Whatever pictures appear, omit them, and repeat the data below exactly.

:: RECORDS FOR THE EXERCISE

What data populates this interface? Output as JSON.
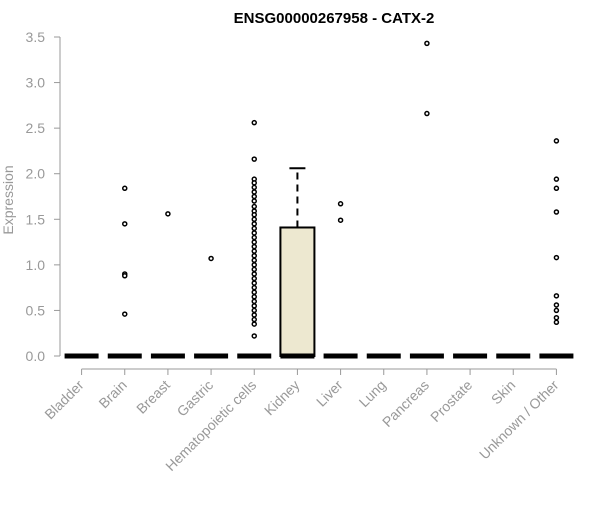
{
  "chart_data": {
    "type": "box",
    "title": "ENSG00000267958 - CATX-2",
    "xlabel": "",
    "ylabel": "Expression",
    "ylim": [
      0,
      3.5
    ],
    "yticks": [
      "0.0",
      "0.5",
      "1.0",
      "1.5",
      "2.0",
      "2.5",
      "3.0",
      "3.5"
    ],
    "ytick_values": [
      0,
      0.5,
      1.0,
      1.5,
      2.0,
      2.5,
      3.0,
      3.5
    ],
    "grid": false,
    "categories": [
      "Bladder",
      "Brain",
      "Breast",
      "Gastric",
      "Hematopoietic cells",
      "Kidney",
      "Liver",
      "Lung",
      "Pancreas",
      "Prostate",
      "Skin",
      "Unknown / Other"
    ],
    "boxes": [
      {
        "category": "Bladder",
        "q1": 0,
        "median": 0,
        "q3": 0,
        "whisker_low": 0,
        "whisker_high": 0,
        "outliers": []
      },
      {
        "category": "Brain",
        "q1": 0,
        "median": 0,
        "q3": 0,
        "whisker_low": 0,
        "whisker_high": 0,
        "outliers": [
          1.84,
          1.45,
          0.9,
          0.88,
          0.46
        ]
      },
      {
        "category": "Breast",
        "q1": 0,
        "median": 0,
        "q3": 0,
        "whisker_low": 0,
        "whisker_high": 0,
        "outliers": [
          1.56
        ]
      },
      {
        "category": "Gastric",
        "q1": 0,
        "median": 0,
        "q3": 0,
        "whisker_low": 0,
        "whisker_high": 0,
        "outliers": [
          1.07
        ]
      },
      {
        "category": "Hematopoietic cells",
        "q1": 0,
        "median": 0,
        "q3": 0,
        "whisker_low": 0,
        "whisker_high": 0,
        "outliers": [
          2.56,
          2.16,
          1.94,
          1.9,
          1.85,
          1.8,
          1.75,
          1.7,
          1.64,
          1.59,
          1.55,
          1.5,
          1.45,
          1.4,
          1.35,
          1.3,
          1.25,
          1.2,
          1.15,
          1.1,
          1.05,
          1.0,
          0.95,
          0.9,
          0.85,
          0.8,
          0.75,
          0.7,
          0.65,
          0.6,
          0.55,
          0.5,
          0.45,
          0.4,
          0.35,
          0.22
        ]
      },
      {
        "category": "Kidney",
        "q1": 0,
        "median": 0,
        "q3": 1.41,
        "whisker_low": 0,
        "whisker_high": 2.06,
        "outliers": []
      },
      {
        "category": "Liver",
        "q1": 0,
        "median": 0,
        "q3": 0,
        "whisker_low": 0,
        "whisker_high": 0,
        "outliers": [
          1.67,
          1.49
        ]
      },
      {
        "category": "Lung",
        "q1": 0,
        "median": 0,
        "q3": 0,
        "whisker_low": 0,
        "whisker_high": 0,
        "outliers": []
      },
      {
        "category": "Pancreas",
        "q1": 0,
        "median": 0,
        "q3": 0,
        "whisker_low": 0,
        "whisker_high": 0,
        "outliers": [
          3.43,
          2.66
        ]
      },
      {
        "category": "Prostate",
        "q1": 0,
        "median": 0,
        "q3": 0,
        "whisker_low": 0,
        "whisker_high": 0,
        "outliers": []
      },
      {
        "category": "Skin",
        "q1": 0,
        "median": 0,
        "q3": 0,
        "whisker_low": 0,
        "whisker_high": 0,
        "outliers": []
      },
      {
        "category": "Unknown / Other",
        "q1": 0,
        "median": 0,
        "q3": 0,
        "whisker_low": 0,
        "whisker_high": 0,
        "outliers": [
          2.36,
          1.94,
          1.84,
          1.58,
          1.08,
          0.66,
          0.56,
          0.5,
          0.42,
          0.37
        ]
      }
    ],
    "colors": {
      "box_fill": "#ede8d0",
      "box_fill_default": "#ffffff",
      "line": "#000000",
      "axis": "#999999",
      "text": "#999999",
      "title": "#000000"
    }
  }
}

::::

**RESPONSE FOR THIS EXERCISE:**
What data populates this interface? Output as JSON.
{
  "chart_data": {
    "type": "box",
    "title": "ENSG00000267958 - CATX-2",
    "xlabel": "",
    "ylabel": "Expression",
    "ylim": [
      0,
      3.5
    ],
    "yticks": [
      "0.0",
      "0.5",
      "1.0",
      "1.5",
      "2.0",
      "2.5",
      "3.0",
      "3.5"
    ],
    "ytick_values": [
      0,
      0.5,
      1.0,
      1.5,
      2.0,
      2.5,
      3.0,
      3.5
    ],
    "grid": false,
    "categories": [
      "Bladder",
      "Brain",
      "Breast",
      "Gastric",
      "Hematopoietic cells",
      "Kidney",
      "Liver",
      "Lung",
      "Pancreas",
      "Prostate",
      "Skin",
      "Unknown / Other"
    ],
    "boxes": [
      {
        "category": "Bladder",
        "q1": 0,
        "median": 0,
        "q3": 0,
        "whisker_low": 0,
        "whisker_high": 0,
        "outliers": []
      },
      {
        "category": "Brain",
        "q1": 0,
        "median": 0,
        "q3": 0,
        "whisker_low": 0,
        "whisker_high": 0,
        "outliers": [
          1.84,
          1.45,
          0.9,
          0.88,
          0.46
        ]
      },
      {
        "category": "Breast",
        "q1": 0,
        "median": 0,
        "q3": 0,
        "whisker_low": 0,
        "whisker_high": 0,
        "outliers": [
          1.56
        ]
      },
      {
        "category": "Gastric",
        "q1": 0,
        "median": 0,
        "q3": 0,
        "whisker_low": 0,
        "whisker_high": 0,
        "outliers": [
          1.07
        ]
      },
      {
        "category": "Hematopoietic cells",
        "q1": 0,
        "median": 0,
        "q3": 0,
        "whisker_low": 0,
        "whisker_high": 0,
        "outliers": [
          2.56,
          2.16,
          1.94,
          1.9,
          1.85,
          1.8,
          1.75,
          1.7,
          1.64,
          1.59,
          1.55,
          1.5,
          1.45,
          1.4,
          1.35,
          1.3,
          1.25,
          1.2,
          1.15,
          1.1,
          1.05,
          1.0,
          0.95,
          0.9,
          0.85,
          0.8,
          0.75,
          0.7,
          0.65,
          0.6,
          0.55,
          0.5,
          0.45,
          0.4,
          0.35,
          0.22
        ]
      },
      {
        "category": "Kidney",
        "q1": 0,
        "median": 0,
        "q3": 1.41,
        "whisker_low": 0,
        "whisker_high": 2.06,
        "outliers": []
      },
      {
        "category": "Liver",
        "q1": 0,
        "median": 0,
        "q3": 0,
        "whisker_low": 0,
        "whisker_high": 0,
        "outliers": [
          1.67,
          1.49
        ]
      },
      {
        "category": "Lung",
        "q1": 0,
        "median": 0,
        "q3": 0,
        "whisker_low": 0,
        "whisker_high": 0,
        "outliers": []
      },
      {
        "category": "Pancreas",
        "q1": 0,
        "median": 0,
        "q3": 0,
        "whisker_low": 0,
        "whisker_high": 0,
        "outliers": [
          3.43,
          2.66
        ]
      },
      {
        "category": "Prostate",
        "q1": 0,
        "median": 0,
        "q3": 0,
        "whisker_low": 0,
        "whisker_high": 0,
        "outliers": []
      },
      {
        "category": "Skin",
        "q1": 0,
        "median": 0,
        "q3": 0,
        "whisker_low": 0,
        "whisker_high": 0,
        "outliers": []
      },
      {
        "category": "Unknown / Other",
        "q1": 0,
        "median": 0,
        "q3": 0,
        "whisker_low": 0,
        "whisker_high": 0,
        "outliers": [
          2.36,
          1.94,
          1.84,
          1.58,
          1.08,
          0.66,
          0.56,
          0.5,
          0.42,
          0.37
        ]
      }
    ],
    "colors": {
      "box_fill": "#ede8d0",
      "box_fill_default": "#ffffff",
      "line": "#000000",
      "axis": "#999999",
      "text": "#999999",
      "title": "#000000"
    }
  }
}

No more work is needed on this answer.